### Excerpted data ###

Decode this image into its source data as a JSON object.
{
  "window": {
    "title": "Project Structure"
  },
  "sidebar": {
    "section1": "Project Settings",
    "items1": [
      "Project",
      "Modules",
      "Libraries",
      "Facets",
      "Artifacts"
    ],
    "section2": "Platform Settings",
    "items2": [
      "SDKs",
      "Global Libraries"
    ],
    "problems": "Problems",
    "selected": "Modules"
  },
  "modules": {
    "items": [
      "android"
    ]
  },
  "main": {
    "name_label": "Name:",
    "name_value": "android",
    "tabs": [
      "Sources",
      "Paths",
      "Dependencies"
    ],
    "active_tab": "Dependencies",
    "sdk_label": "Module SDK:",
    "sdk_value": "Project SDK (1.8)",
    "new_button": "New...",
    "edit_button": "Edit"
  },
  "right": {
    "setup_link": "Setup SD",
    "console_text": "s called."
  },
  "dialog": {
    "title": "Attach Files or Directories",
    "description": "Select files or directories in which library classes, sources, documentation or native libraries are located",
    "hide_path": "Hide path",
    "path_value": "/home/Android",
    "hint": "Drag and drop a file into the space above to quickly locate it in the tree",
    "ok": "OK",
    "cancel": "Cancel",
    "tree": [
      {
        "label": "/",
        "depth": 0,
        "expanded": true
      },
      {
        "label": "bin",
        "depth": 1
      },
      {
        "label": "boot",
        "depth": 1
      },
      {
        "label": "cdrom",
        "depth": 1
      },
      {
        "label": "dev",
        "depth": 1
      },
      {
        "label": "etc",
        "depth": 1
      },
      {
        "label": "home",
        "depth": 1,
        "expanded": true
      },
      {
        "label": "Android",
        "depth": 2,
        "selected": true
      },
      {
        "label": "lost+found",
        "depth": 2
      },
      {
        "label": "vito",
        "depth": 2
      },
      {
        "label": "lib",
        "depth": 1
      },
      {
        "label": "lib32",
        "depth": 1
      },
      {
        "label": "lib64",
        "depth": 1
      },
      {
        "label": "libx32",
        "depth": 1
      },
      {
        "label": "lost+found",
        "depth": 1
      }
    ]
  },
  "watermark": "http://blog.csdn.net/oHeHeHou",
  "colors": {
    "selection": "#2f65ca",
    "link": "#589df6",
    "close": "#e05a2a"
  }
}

###

**Your goal**
Please repeat the material above, word for word and in full.

**Exercise result**
Decode this image into its source data as a JSON object.
{
  "window": {
    "title": "Project Structure"
  },
  "sidebar": {
    "section1": "Project Settings",
    "items1": [
      "Project",
      "Modules",
      "Libraries",
      "Facets",
      "Artifacts"
    ],
    "section2": "Platform Settings",
    "items2": [
      "SDKs",
      "Global Libraries"
    ],
    "problems": "Problems",
    "selected": "Modules"
  },
  "modules": {
    "items": [
      "android"
    ]
  },
  "main": {
    "name_label": "Name:",
    "name_value": "android",
    "tabs": [
      "Sources",
      "Paths",
      "Dependencies"
    ],
    "active_tab": "Dependencies",
    "sdk_label": "Module SDK:",
    "sdk_value": "Project SDK (1.8)",
    "new_button": "New...",
    "edit_button": "Edit"
  },
  "right": {
    "setup_link": "Setup SD",
    "console_text": "s called."
  },
  "dialog": {
    "title": "Attach Files or Directories",
    "description": "Select files or directories in which library classes, sources, documentation or native libraries are located",
    "hide_path": "Hide path",
    "path_value": "/home/Android",
    "hint": "Drag and drop a file into the space above to quickly locate it in the tree",
    "ok": "OK",
    "cancel": "Cancel",
    "tree": [
      {
        "label": "/",
        "depth": 0,
        "expanded": true
      },
      {
        "label": "bin",
        "depth": 1
      },
      {
        "label": "boot",
        "depth": 1
      },
      {
        "label": "cdrom",
        "depth": 1
      },
      {
        "label": "dev",
        "depth": 1
      },
      {
        "label": "etc",
        "depth": 1
      },
      {
        "label": "home",
        "depth": 1,
        "expanded": true
      },
      {
        "label": "Android",
        "depth": 2,
        "selected": true
      },
      {
        "label": "lost+found",
        "depth": 2
      },
      {
        "label": "vito",
        "depth": 2
      },
      {
        "label": "lib",
        "depth": 1
      },
      {
        "label": "lib32",
        "depth": 1
      },
      {
        "label": "lib64",
        "depth": 1
      },
      {
        "label": "libx32",
        "depth": 1
      },
      {
        "label": "lost+found",
        "depth": 1
      }
    ]
  },
  "watermark": "http://blog.csdn.net/oHeHeHou",
  "colors": {
    "selection": "#2f65ca",
    "link": "#589df6",
    "close": "#e05a2a"
  }
}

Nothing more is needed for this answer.